## Task to carry out
Which lines contain the word "also"? Return each of them as written.
+++ Exercise input
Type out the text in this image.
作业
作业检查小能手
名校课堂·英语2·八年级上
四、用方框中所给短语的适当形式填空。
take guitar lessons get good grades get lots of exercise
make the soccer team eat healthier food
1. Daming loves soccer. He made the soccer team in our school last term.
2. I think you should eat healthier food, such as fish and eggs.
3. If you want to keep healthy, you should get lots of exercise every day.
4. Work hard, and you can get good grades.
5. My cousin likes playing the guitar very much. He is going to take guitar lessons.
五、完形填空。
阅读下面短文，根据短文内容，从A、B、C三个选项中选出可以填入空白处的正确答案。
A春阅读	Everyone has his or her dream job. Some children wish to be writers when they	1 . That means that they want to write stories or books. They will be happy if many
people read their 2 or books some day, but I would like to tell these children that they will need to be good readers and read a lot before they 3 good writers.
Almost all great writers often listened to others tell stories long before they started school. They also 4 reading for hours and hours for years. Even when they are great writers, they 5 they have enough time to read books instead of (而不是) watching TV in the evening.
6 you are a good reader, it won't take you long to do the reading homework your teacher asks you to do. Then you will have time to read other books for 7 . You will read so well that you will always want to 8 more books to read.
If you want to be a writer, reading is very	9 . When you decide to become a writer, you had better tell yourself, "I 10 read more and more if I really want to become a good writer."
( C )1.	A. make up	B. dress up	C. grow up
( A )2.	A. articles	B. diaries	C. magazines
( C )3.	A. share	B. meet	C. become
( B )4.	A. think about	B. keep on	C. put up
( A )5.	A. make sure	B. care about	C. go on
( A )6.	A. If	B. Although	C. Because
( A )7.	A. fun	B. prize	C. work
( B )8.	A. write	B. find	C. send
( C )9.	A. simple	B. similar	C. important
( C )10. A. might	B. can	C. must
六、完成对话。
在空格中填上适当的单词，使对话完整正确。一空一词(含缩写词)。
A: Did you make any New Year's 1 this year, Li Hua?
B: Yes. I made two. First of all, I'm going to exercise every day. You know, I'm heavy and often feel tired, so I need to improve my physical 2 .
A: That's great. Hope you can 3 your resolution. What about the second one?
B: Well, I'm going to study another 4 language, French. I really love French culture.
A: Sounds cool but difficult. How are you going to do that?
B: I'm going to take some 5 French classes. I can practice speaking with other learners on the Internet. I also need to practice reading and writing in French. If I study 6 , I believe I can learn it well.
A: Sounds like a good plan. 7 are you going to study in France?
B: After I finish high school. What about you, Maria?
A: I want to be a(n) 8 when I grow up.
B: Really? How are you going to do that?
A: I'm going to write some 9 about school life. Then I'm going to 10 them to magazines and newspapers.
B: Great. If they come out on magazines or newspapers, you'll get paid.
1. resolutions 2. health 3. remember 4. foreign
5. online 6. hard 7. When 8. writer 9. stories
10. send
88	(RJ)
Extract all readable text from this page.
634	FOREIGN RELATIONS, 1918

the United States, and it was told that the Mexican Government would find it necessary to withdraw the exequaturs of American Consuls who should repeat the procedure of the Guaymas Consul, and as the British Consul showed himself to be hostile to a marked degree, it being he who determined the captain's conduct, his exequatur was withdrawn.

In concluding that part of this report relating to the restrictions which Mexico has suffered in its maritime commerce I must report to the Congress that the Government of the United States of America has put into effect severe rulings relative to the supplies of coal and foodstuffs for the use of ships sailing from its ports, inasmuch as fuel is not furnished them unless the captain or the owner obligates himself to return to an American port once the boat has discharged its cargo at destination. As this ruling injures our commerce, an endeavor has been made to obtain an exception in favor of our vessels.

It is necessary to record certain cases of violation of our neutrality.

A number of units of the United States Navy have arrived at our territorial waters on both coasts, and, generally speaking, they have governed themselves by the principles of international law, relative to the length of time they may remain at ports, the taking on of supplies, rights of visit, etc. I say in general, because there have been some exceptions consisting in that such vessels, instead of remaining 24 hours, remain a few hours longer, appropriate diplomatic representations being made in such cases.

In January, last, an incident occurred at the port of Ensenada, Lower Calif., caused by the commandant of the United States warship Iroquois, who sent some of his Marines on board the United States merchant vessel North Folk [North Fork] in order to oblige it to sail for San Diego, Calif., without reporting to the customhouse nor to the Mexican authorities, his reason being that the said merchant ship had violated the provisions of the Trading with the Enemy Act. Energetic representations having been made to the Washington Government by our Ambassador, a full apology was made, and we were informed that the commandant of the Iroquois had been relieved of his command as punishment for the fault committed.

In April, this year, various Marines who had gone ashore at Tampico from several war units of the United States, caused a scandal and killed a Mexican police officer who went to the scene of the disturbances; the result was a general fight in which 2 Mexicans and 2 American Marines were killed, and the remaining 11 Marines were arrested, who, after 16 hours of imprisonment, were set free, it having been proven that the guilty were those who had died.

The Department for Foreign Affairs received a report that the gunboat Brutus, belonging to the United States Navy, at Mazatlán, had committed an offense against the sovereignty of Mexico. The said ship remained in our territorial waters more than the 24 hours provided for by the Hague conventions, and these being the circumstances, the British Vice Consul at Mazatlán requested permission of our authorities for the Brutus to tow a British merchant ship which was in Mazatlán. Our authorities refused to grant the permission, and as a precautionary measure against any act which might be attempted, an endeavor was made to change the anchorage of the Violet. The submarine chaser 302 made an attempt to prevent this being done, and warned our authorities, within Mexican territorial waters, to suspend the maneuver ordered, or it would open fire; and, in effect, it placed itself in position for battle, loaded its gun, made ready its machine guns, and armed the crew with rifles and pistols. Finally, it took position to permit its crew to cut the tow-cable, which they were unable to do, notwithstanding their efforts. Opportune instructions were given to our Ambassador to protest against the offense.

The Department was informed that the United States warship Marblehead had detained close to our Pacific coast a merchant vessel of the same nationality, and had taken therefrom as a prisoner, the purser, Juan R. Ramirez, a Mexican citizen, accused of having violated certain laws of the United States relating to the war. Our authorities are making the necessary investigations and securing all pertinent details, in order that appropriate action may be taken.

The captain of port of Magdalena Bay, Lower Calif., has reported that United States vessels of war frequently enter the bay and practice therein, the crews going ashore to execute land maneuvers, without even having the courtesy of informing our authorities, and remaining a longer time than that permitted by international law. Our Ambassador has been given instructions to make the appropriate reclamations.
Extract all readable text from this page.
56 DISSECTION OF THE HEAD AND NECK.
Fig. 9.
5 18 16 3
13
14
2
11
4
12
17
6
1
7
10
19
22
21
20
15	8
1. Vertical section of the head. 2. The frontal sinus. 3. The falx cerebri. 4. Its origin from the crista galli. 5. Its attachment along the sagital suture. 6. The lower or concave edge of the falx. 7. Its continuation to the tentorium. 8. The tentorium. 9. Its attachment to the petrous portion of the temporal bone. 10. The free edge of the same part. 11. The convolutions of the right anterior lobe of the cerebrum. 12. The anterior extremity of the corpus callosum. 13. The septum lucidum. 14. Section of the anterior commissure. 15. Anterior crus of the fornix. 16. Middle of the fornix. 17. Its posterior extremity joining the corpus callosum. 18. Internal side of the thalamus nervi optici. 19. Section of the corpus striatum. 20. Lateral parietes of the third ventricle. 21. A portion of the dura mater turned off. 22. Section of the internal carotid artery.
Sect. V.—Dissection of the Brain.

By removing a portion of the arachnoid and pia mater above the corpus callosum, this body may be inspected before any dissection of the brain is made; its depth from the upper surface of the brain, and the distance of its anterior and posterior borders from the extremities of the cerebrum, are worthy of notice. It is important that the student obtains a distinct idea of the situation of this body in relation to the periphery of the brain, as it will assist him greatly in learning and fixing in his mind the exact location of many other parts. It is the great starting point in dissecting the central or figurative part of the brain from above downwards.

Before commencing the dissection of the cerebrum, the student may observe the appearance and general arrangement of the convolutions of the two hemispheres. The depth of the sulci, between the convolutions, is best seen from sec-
++++++
## Full output
Almost all great writers often listened to others tell stories long before they started school. They also 4 reading for hours and hours for years. Even when they are great writers, they 5 they have enough time to read books instead of (而不是) watching TV in the evening.
B: I'm going to take some 5 French classes. I can practice speaking with other learners on the Internet. I also need to practice reading and writing in French. If I study 6 , I believe I can learn it well.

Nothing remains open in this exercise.